### Rows
§ §

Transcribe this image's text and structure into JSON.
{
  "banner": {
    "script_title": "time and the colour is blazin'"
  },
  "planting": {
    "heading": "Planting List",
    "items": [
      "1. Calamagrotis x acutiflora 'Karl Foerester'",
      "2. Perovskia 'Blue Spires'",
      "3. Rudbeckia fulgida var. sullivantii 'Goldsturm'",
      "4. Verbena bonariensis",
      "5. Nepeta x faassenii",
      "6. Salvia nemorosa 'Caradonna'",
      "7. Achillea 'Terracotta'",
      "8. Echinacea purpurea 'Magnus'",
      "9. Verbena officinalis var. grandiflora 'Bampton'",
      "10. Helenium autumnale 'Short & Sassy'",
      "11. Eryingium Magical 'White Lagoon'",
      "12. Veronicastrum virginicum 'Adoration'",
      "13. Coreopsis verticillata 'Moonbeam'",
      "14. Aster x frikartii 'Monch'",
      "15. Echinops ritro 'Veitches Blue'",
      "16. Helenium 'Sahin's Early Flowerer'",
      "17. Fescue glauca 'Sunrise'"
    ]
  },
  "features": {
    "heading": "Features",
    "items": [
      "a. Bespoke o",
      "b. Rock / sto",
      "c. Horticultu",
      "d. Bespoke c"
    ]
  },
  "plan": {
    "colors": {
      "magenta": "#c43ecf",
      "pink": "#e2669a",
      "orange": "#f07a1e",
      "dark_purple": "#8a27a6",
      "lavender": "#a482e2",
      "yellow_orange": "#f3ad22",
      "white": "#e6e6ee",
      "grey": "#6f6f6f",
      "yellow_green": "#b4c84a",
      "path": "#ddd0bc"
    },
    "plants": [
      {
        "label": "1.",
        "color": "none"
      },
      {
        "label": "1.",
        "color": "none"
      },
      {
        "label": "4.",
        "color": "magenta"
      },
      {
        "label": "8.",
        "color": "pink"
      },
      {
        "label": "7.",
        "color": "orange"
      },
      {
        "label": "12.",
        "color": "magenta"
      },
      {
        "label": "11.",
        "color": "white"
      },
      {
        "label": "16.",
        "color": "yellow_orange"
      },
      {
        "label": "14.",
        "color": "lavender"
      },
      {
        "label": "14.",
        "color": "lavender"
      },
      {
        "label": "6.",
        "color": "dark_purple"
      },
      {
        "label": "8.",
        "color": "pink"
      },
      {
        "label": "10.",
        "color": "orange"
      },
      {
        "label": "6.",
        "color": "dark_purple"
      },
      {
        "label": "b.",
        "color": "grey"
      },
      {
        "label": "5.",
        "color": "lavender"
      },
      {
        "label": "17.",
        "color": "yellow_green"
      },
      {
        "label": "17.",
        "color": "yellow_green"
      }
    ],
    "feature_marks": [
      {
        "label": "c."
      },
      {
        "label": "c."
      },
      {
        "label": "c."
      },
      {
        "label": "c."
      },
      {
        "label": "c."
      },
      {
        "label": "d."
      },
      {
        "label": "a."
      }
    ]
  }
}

§ §

### Work to do
Show every line from the listing above in which the string "Verbena" appears.

### Solution for this exercise
      "4. Verbena bonariensis",
      "9. Verbena officinalis var. grandiflora 'Bampton'",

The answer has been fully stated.